Written problem: Send each entry back exactly as given, pictures excluded.

=====

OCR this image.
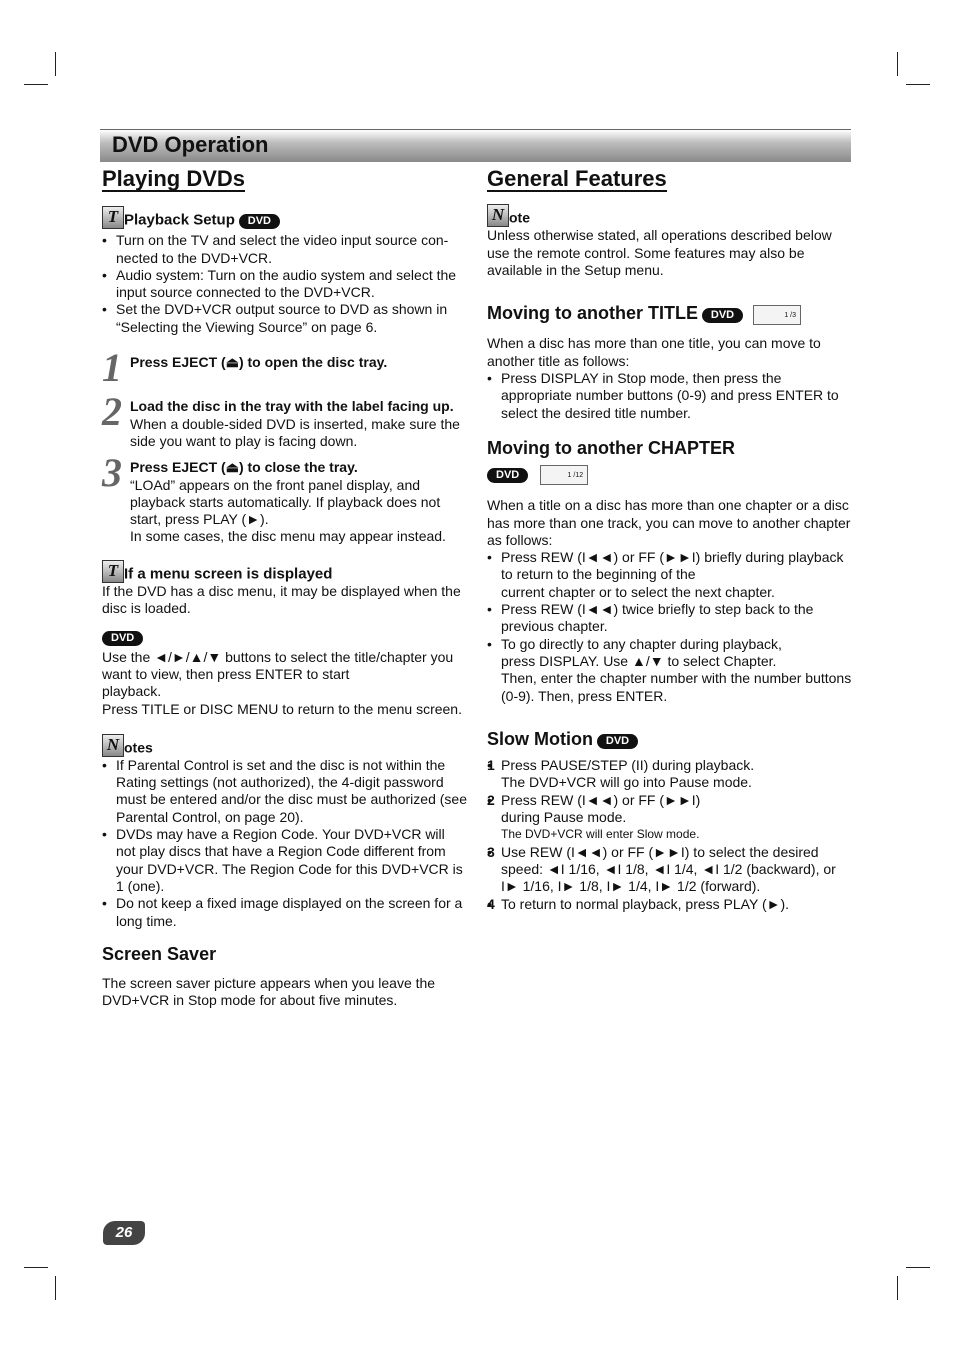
DVD Operation
Playing DVDs
T Playback Setup DVD
• Turn on the TV and select the video input source con-nected to the DVD+VCR.
• Audio system: Turn on the audio system and select the input source connected to the DVD+VCR.
• Set the DVD+VCR output source to DVD as shown in “Selecting the Viewing Source” on page 6.
1 Press EJECT (⏏) to open the disc tray.
2 Load the disc in the tray with the label facing up.
When a double-sided DVD is inserted, make sure the side you want to play is facing down.
3 Press EJECT (⏏) to close the tray.
“LOAd” appears on the front panel display, and playback starts automatically. If playback does not start, press PLAY (►).
In some cases, the disc menu may appear instead.
T If a menu screen is displayed
If the DVD has a disc menu, it may be displayed when the disc is loaded.
DVD
Use the ◄/►/▲/▼ buttons to select the title/chapter you want to view, then press ENTER to start
playback.
Press TITLE or DISC MENU to return to the menu screen.
N otes
• If Parental Control is set and the disc is not within the Rating settings (not authorized), the 4-digit password must be entered and/or the disc must be authorized (see Parental Control, on page 20).
• DVDs may have a Region Code. Your DVD+VCR will not play discs that have a Region Code different from your DVD+VCR. The Region Code for this DVD+VCR is 1 (one).
• Do not keep a fixed image displayed on the screen for a long time.
Screen Saver
The screen saver picture appears when you leave the DVD+VCR in Stop mode for about five minutes.
General Features
N ote
Unless otherwise stated, all operations described below use the remote control. Some features may also be available in the Setup menu.
Moving to another TITLE DVD	1 /3
When a disc has more than one title, you can move to another title as follows:
• Press DISPLAY in Stop mode, then press the appropriate number buttons (0-9) and press ENTER to select the desired title number.
Moving to another CHAPTER
DVD	1 /12
When a title on a disc has more than one chapter or a disc has more than one track, you can move to another chapter as follows:
• Press REW (I◄◄) or FF (►►I) briefly during playback to return to the beginning of the
current chapter or to select the next chapter.
• Press REW (I◄◄) twice briefly to step back to the previous chapter.
• To go directly to any chapter during playback,
press DISPLAY. Use ▲/▼ to select Chapter.
Then, enter the chapter number with the number buttons (0-9). Then, press ENTER.
Slow Motion DVD
• 1 Press PAUSE/STEP (II) during playback.
The DVD+VCR will go into Pause mode.
• 2 Press REW (I◄◄) or FF (►►I)
during Pause mode.
The DVD+VCR will enter Slow mode.
• 3 Use REW (I◄◄) or FF (►►I) to select the desired speed: ◄I 1/16, ◄I 1/8, ◄I 1/4, ◄I 1/2 (backward), or I► 1/16, I► 1/8, I► 1/4, I► 1/2 (forward).
• 4 To return to normal playback, press PLAY (►).
26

=====

Task response:
OCR this image.
DVD Operation
Playing DVDs
T Playback Setup DVD
• Turn on the TV and select the video input source con-nected to the DVD+VCR.
• Audio system: Turn on the audio system and select the input source connected to the DVD+VCR.
• Set the DVD+VCR output source to DVD as shown in “Selecting the Viewing Source” on page 6.
1 Press EJECT (⏏) to open the disc tray.
2 Load the disc in the tray with the label facing up.
When a double-sided DVD is inserted, make sure the side you want to play is facing down.
3 Press EJECT (⏏) to close the tray.
“LOAd” appears on the front panel display, and playback starts automatically. If playback does not start, press PLAY (►).
In some cases, the disc menu may appear instead.
T If a menu screen is displayed
If the DVD has a disc menu, it may be displayed when the disc is loaded.
DVD
Use the ◄/►/▲/▼ buttons to select the title/chapter you want to view, then press ENTER to start
playback.
Press TITLE or DISC MENU to return to the menu screen.
N otes
• If Parental Control is set and the disc is not within the Rating settings (not authorized), the 4-digit password must be entered and/or the disc must be authorized (see Parental Control, on page 20).
• DVDs may have a Region Code. Your DVD+VCR will not play discs that have a Region Code different from your DVD+VCR. The Region Code for this DVD+VCR is 1 (one).
• Do not keep a fixed image displayed on the screen for a long time.
Screen Saver
The screen saver picture appears when you leave the DVD+VCR in Stop mode for about five minutes.
General Features
N ote
Unless otherwise stated, all operations described below use the remote control. Some features may also be available in the Setup menu.
Moving to another TITLE DVD	1 /3
When a disc has more than one title, you can move to another title as follows:
• Press DISPLAY in Stop mode, then press the appropriate number buttons (0-9) and press ENTER to select the desired title number.
Moving to another CHAPTER
DVD	1 /12
When a title on a disc has more than one chapter or a disc has more than one track, you can move to another chapter as follows:
• Press REW (I◄◄) or FF (►►I) briefly during playback to return to the beginning of the
current chapter or to select the next chapter.
• Press REW (I◄◄) twice briefly to step back to the previous chapter.
• To go directly to any chapter during playback,
press DISPLAY. Use ▲/▼ to select Chapter.
Then, enter the chapter number with the number buttons (0-9). Then, press ENTER.
Slow Motion DVD
• 1 Press PAUSE/STEP (II) during playback.
The DVD+VCR will go into Pause mode.
• 2 Press REW (I◄◄) or FF (►►I)
during Pause mode.
The DVD+VCR will enter Slow mode.
• 3 Use REW (I◄◄) or FF (►►I) to select the desired speed: ◄I 1/16, ◄I 1/8, ◄I 1/4, ◄I 1/2 (backward), or I► 1/16, I► 1/8, I► 1/4, I► 1/2 (forward).
• 4 To return to normal playback, press PLAY (►).
26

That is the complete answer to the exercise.